Imagine if you are the data person and have been tasked with understanding what users are doing on the page, with an eye towards potentially making an improvements later.
First you calculate most high level conversion rate (after filtering out users who already signed up) and find out that 1% of all the unique browser page views actually sign up.
Management freaks out because 1% sounds really low. They spin up a ton of hypotheses for what could be wrong. Is the sign up page too complex? Did the payment section scare people despite there being a clear FREE option? Or maybe people visiting just aren’t interested in signing up? How do we go about eliminating some hypotheses, calming management down, and help figure out a plan?
Bring on the funnel analysis
What I've described above is the textbook use case for funnel analysis. You pour users into a page at the top, and see how many get to the end. The general strategy is that you try to identify every possible point at which users can give up and stop progressing through your linear(ish) page flow and hope to identify the places where the most users drop off.
For example, in the example above, we have 100% of users visiting the page, then only 10% of the original group even start typing their email address. Next, 9% actually finish typing their email and select a payment method (which includes a free option). By the time everyone finishes the payment related stuff, you're left with that dismal 1% that everyone is concerned bout.
Given this picture of the funnel dropoffs, an analyst can come to a number of conclusions.
One analyst cries out — that first dropoff is huge! We lost 90% of our potential customers there!!! Imagine how much more we can make of we found a way to convince an extra few percent through the funnel.
Another stands up and asks — why did we lose 1% between typing an email and going to the next step?! It's one text box and a “Next” button — surely we must be doing something ridiculously silly to lose people that way.
Finally someone else hops up to point out that we lost 8% of our potential customers when they're supposed to either pay or pick the free option. Why doesn't everyone just pick the free one if they don't want to spend money and they’ve already went through the trouble of all the typing? Who doesn't like free?! Either way this group is closest to the actual money and we can most directly affect their decisions.
All of these are plausible interpretations of the data, and interseting enough to investigate. Which one to pick to investigate first largely depends, as it always does, on specific details. How confident are we at being able to make improvements in a given section. How much effort is it to make changes? What factors are beyond our control?
Where’s the Intent?

> **Raw records**:

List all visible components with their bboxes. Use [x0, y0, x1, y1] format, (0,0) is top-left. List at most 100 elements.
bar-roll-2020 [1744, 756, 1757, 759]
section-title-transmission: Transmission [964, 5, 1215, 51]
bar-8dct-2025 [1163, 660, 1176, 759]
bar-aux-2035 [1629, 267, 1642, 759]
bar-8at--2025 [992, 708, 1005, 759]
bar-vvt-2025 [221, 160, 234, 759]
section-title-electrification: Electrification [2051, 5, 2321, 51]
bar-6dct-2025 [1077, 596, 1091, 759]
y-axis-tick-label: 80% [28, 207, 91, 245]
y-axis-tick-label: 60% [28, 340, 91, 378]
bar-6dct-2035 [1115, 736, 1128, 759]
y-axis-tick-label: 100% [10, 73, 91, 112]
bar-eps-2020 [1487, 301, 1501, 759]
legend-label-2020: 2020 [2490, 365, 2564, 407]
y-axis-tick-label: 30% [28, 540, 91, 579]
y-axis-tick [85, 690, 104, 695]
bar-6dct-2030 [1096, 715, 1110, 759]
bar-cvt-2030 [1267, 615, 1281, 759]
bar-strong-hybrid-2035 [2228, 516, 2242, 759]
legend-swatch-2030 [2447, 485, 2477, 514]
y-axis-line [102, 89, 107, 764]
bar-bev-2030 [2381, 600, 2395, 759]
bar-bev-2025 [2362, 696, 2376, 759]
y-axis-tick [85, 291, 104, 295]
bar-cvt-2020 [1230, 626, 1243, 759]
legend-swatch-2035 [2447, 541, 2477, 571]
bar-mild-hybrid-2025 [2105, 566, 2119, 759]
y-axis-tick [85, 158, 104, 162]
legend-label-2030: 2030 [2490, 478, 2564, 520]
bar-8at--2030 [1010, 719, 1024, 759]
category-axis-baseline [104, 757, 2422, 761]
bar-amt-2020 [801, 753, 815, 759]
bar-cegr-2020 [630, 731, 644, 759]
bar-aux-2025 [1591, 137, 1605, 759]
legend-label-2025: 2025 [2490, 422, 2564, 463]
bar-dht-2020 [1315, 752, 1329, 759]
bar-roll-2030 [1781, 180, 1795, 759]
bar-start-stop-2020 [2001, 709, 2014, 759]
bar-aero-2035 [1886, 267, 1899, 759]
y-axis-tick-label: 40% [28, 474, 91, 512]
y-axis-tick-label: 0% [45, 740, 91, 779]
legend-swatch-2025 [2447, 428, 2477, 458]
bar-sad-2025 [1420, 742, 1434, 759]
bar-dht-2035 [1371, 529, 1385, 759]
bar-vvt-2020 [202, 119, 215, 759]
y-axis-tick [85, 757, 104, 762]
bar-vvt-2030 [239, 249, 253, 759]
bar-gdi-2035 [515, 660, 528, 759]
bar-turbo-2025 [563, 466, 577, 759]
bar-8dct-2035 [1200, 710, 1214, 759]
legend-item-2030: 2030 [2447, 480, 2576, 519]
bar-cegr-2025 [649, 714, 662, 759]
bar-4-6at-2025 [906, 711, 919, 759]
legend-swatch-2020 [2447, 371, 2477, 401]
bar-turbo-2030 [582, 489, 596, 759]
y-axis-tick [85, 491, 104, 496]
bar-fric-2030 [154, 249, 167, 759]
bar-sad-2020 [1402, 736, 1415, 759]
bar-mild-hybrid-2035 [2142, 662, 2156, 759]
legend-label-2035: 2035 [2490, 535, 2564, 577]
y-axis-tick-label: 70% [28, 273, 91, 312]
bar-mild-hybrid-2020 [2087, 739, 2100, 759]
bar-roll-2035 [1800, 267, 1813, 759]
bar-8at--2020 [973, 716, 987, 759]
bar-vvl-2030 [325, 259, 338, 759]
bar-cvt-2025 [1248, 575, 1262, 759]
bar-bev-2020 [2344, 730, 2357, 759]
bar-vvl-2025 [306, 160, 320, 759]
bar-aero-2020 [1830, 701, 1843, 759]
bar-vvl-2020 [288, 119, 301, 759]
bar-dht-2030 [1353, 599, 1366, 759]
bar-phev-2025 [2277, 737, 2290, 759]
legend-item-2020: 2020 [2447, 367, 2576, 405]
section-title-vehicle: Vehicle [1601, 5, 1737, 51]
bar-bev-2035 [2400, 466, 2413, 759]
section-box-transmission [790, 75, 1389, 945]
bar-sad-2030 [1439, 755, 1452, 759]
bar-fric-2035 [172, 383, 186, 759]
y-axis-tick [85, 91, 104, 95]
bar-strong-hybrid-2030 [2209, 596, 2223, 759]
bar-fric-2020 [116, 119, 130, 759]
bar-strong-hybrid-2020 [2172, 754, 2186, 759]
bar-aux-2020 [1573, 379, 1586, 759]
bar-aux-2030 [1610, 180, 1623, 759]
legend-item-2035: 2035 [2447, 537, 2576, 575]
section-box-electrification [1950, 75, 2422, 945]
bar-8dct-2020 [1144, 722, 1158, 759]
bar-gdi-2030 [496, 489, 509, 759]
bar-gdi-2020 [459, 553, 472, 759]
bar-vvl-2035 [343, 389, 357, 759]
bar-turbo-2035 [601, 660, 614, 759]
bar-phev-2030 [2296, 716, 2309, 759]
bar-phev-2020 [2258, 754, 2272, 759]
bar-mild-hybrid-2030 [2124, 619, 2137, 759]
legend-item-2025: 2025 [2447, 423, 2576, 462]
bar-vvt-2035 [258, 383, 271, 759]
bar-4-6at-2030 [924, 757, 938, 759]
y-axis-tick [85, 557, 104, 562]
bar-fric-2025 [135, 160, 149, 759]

> **Exercise brief**:
Can you rewrite the paragraph in the funnel analysis passage that begins "For example, in the example above" as a short bulleted list of each funnel step and the share of users who reach it?

> **Written solution**:
- 100% of users visit the page.
- 10% of the original group start typing their email address.
- 9% finish typing their email and select a payment method, which includes a free option.
- 1% remain after completing the payment steps, the figure that worries everyone.